- _Given problem_: Here are some records. Copy each one exactly.

- _Raw records_:
★ ★ ★ ★

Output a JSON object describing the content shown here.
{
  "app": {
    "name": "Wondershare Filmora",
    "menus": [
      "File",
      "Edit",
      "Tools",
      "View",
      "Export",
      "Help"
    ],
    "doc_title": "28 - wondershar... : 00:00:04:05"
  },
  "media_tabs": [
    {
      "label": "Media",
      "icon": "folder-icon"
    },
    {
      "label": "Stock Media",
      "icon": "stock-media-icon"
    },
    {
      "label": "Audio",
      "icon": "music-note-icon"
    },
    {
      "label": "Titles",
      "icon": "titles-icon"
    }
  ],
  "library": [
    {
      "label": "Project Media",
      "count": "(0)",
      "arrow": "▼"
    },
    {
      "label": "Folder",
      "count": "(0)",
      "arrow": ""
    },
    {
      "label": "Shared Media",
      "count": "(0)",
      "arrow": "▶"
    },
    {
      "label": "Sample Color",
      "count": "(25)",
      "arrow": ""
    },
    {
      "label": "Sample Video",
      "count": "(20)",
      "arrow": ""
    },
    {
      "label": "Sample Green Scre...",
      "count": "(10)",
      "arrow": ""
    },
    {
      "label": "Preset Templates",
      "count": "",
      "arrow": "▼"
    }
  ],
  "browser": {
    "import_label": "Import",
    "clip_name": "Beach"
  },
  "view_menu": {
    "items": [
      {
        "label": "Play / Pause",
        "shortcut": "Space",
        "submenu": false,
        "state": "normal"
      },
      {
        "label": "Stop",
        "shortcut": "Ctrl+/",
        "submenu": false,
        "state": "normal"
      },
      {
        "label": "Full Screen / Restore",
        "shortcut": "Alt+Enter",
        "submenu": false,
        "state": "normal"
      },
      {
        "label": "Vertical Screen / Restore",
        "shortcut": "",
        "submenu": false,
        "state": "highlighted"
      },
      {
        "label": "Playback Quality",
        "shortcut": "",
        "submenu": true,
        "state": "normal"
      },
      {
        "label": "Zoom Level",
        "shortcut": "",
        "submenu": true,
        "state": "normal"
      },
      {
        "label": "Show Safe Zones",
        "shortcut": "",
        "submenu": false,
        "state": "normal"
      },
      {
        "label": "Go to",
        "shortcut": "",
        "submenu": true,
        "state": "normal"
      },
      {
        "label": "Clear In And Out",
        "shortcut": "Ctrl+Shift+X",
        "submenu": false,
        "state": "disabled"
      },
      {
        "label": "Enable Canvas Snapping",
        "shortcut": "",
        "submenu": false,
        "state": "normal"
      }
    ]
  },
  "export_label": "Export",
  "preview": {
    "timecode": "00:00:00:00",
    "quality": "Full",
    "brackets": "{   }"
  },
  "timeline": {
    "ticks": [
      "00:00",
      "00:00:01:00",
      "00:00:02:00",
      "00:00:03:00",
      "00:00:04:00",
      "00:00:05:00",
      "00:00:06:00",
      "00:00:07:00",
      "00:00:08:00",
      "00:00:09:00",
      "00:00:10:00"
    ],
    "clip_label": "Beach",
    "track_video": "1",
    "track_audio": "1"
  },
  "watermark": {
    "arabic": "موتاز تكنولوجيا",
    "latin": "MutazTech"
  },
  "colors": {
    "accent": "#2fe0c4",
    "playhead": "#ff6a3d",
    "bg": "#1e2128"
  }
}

★ ★ ★ ★

- _Response to the exercise_:
Output a JSON object describing the content shown here.
{
  "app": {
    "name": "Wondershare Filmora",
    "menus": [
      "File",
      "Edit",
      "Tools",
      "View",
      "Export",
      "Help"
    ],
    "doc_title": "28 - wondershar... : 00:00:04:05"
  },
  "media_tabs": [
    {
      "label": "Media",
      "icon": "folder-icon"
    },
    {
      "label": "Stock Media",
      "icon": "stock-media-icon"
    },
    {
      "label": "Audio",
      "icon": "music-note-icon"
    },
    {
      "label": "Titles",
      "icon": "titles-icon"
    }
  ],
  "library": [
    {
      "label": "Project Media",
      "count": "(0)",
      "arrow": "▼"
    },
    {
      "label": "Folder",
      "count": "(0)",
      "arrow": ""
    },
    {
      "label": "Shared Media",
      "count": "(0)",
      "arrow": "▶"
    },
    {
      "label": "Sample Color",
      "count": "(25)",
      "arrow": ""
    },
    {
      "label": "Sample Video",
      "count": "(20)",
      "arrow": ""
    },
    {
      "label": "Sample Green Scre...",
      "count": "(10)",
      "arrow": ""
    },
    {
      "label": "Preset Templates",
      "count": "",
      "arrow": "▼"
    }
  ],
  "browser": {
    "import_label": "Import",
    "clip_name": "Beach"
  },
  "view_menu": {
    "items": [
      {
        "label": "Play / Pause",
        "shortcut": "Space",
        "submenu": false,
        "state": "normal"
      },
      {
        "label": "Stop",
        "shortcut": "Ctrl+/",
        "submenu": false,
        "state": "normal"
      },
      {
        "label": "Full Screen / Restore",
        "shortcut": "Alt+Enter",
        "submenu": false,
        "state": "normal"
      },
      {
        "label": "Vertical Screen / Restore",
        "shortcut": "",
        "submenu": false,
        "state": "highlighted"
      },
      {
        "label": "Playback Quality",
        "shortcut": "",
        "submenu": true,
        "state": "normal"
      },
      {
        "label": "Zoom Level",
        "shortcut": "",
        "submenu": true,
        "state": "normal"
      },
      {
        "label": "Show Safe Zones",
        "shortcut": "",
        "submenu": false,
        "state": "normal"
      },
      {
        "label": "Go to",
        "shortcut": "",
        "submenu": true,
        "state": "normal"
      },
      {
        "label": "Clear In And Out",
        "shortcut": "Ctrl+Shift+X",
        "submenu": false,
        "state": "disabled"
      },
      {
        "label": "Enable Canvas Snapping",
        "shortcut": "",
        "submenu": false,
        "state": "normal"
      }
    ]
  },
  "export_label": "Export",
  "preview": {
    "timecode": "00:00:00:00",
    "quality": "Full",
    "brackets": "{   }"
  },
  "timeline": {
    "ticks": [
      "00:00",
      "00:00:01:00",
      "00:00:02:00",
      "00:00:03:00",
      "00:00:04:00",
      "00:00:05:00",
      "00:00:06:00",
      "00:00:07:00",
      "00:00:08:00",
      "00:00:09:00",
      "00:00:10:00"
    ],
    "clip_label": "Beach",
    "track_video": "1",
    "track_audio": "1"
  },
  "watermark": {
    "arabic": "موتاز تكنولوجيا",
    "latin": "MutazTech"
  },
  "colors": {
    "accent": "#2fe0c4",
    "playhead": "#ff6a3d",
    "bg": "#1e2128"
  }
}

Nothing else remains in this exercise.